What you will do | Make an exact copy of the lines below.

Data extract |
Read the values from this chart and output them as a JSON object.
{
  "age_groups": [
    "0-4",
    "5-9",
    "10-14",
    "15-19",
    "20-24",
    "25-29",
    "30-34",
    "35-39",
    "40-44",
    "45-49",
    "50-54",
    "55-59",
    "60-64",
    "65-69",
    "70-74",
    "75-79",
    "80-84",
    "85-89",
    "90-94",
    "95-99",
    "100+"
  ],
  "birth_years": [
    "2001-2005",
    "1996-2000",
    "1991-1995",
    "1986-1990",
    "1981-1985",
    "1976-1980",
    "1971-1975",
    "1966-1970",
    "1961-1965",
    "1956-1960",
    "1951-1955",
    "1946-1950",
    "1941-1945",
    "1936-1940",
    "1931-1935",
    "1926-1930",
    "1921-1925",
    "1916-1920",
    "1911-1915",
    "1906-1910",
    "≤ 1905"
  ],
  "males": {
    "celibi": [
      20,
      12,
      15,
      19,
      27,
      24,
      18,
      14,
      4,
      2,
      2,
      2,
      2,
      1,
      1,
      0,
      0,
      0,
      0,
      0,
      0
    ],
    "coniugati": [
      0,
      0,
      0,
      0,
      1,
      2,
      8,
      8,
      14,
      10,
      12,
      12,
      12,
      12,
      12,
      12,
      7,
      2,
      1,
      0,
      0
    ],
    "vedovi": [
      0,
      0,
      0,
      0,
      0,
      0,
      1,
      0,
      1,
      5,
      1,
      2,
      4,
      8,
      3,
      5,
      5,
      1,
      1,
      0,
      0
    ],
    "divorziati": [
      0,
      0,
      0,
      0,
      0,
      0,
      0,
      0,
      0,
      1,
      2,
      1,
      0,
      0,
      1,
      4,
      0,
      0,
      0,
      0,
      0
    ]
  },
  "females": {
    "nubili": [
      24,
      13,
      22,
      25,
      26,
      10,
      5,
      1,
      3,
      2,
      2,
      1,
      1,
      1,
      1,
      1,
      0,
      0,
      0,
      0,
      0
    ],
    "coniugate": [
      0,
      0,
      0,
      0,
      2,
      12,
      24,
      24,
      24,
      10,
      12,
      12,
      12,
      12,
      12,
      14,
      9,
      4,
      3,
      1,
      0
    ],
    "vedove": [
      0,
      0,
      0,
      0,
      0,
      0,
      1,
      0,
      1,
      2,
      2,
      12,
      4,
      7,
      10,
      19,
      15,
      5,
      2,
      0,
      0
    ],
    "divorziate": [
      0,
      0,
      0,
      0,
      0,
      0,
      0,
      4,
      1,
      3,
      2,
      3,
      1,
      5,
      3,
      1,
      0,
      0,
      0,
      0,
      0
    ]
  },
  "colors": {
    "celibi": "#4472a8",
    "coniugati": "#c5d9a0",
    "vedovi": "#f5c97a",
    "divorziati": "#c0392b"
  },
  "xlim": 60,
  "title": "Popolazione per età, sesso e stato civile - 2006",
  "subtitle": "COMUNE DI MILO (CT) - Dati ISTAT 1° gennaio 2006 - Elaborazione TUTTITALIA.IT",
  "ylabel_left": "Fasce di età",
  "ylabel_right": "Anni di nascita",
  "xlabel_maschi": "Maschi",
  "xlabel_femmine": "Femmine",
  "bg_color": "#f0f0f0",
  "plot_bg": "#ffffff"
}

Exercise response |
Read the values from this chart and output them as a JSON object.
{
  "age_groups": [
    "0-4",
    "5-9",
    "10-14",
    "15-19",
    "20-24",
    "25-29",
    "30-34",
    "35-39",
    "40-44",
    "45-49",
    "50-54",
    "55-59",
    "60-64",
    "65-69",
    "70-74",
    "75-79",
    "80-84",
    "85-89",
    "90-94",
    "95-99",
    "100+"
  ],
  "birth_years": [
    "2001-2005",
    "1996-2000",
    "1991-1995",
    "1986-1990",
    "1981-1985",
    "1976-1980",
    "1971-1975",
    "1966-1970",
    "1961-1965",
    "1956-1960",
    "1951-1955",
    "1946-1950",
    "1941-1945",
    "1936-1940",
    "1931-1935",
    "1926-1930",
    "1921-1925",
    "1916-1920",
    "1911-1915",
    "1906-1910",
    "≤ 1905"
  ],
  "males": {
    "celibi": [
      20,
      12,
      15,
      19,
      27,
      24,
      18,
      14,
      4,
      2,
      2,
      2,
      2,
      1,
      1,
      0,
      0,
      0,
      0,
      0,
      0
    ],
    "coniugati": [
      0,
      0,
      0,
      0,
      1,
      2,
      8,
      8,
      14,
      10,
      12,
      12,
      12,
      12,
      12,
      12,
      7,
      2,
      1,
      0,
      0
    ],
    "vedovi": [
      0,
      0,
      0,
      0,
      0,
      0,
      1,
      0,
      1,
      5,
      1,
      2,
      4,
      8,
      3,
      5,
      5,
      1,
      1,
      0,
      0
    ],
    "divorziati": [
      0,
      0,
      0,
      0,
      0,
      0,
      0,
      0,
      0,
      1,
      2,
      1,
      0,
      0,
      1,
      4,
      0,
      0,
      0,
      0,
      0
    ]
  },
  "females": {
    "nubili": [
      24,
      13,
      22,
      25,
      26,
      10,
      5,
      1,
      3,
      2,
      2,
      1,
      1,
      1,
      1,
      1,
      0,
      0,
      0,
      0,
      0
    ],
    "coniugate": [
      0,
      0,
      0,
      0,
      2,
      12,
      24,
      24,
      24,
      10,
      12,
      12,
      12,
      12,
      12,
      14,
      9,
      4,
      3,
      1,
      0
    ],
    "vedove": [
      0,
      0,
      0,
      0,
      0,
      0,
      1,
      0,
      1,
      2,
      2,
      12,
      4,
      7,
      10,
      19,
      15,
      5,
      2,
      0,
      0
    ],
    "divorziate": [
      0,
      0,
      0,
      0,
      0,
      0,
      0,
      4,
      1,
      3,
      2,
      3,
      1,
      5,
      3,
      1,
      0,
      0,
      0,
      0,
      0
    ]
  },
  "colors": {
    "celibi": "#4472a8",
    "coniugati": "#c5d9a0",
    "vedovi": "#f5c97a",
    "divorziati": "#c0392b"
  },
  "xlim": 60,
  "title": "Popolazione per età, sesso e stato civile - 2006",
  "subtitle": "COMUNE DI MILO (CT) - Dati ISTAT 1° gennaio 2006 - Elaborazione TUTTITALIA.IT",
  "ylabel_left": "Fasce di età",
  "ylabel_right": "Anni di nascita",
  "xlabel_maschi": "Maschi",
  "xlabel_femmine": "Femmine",
  "bg_color": "#f0f0f0",
  "plot_bg": "#ffffff"
}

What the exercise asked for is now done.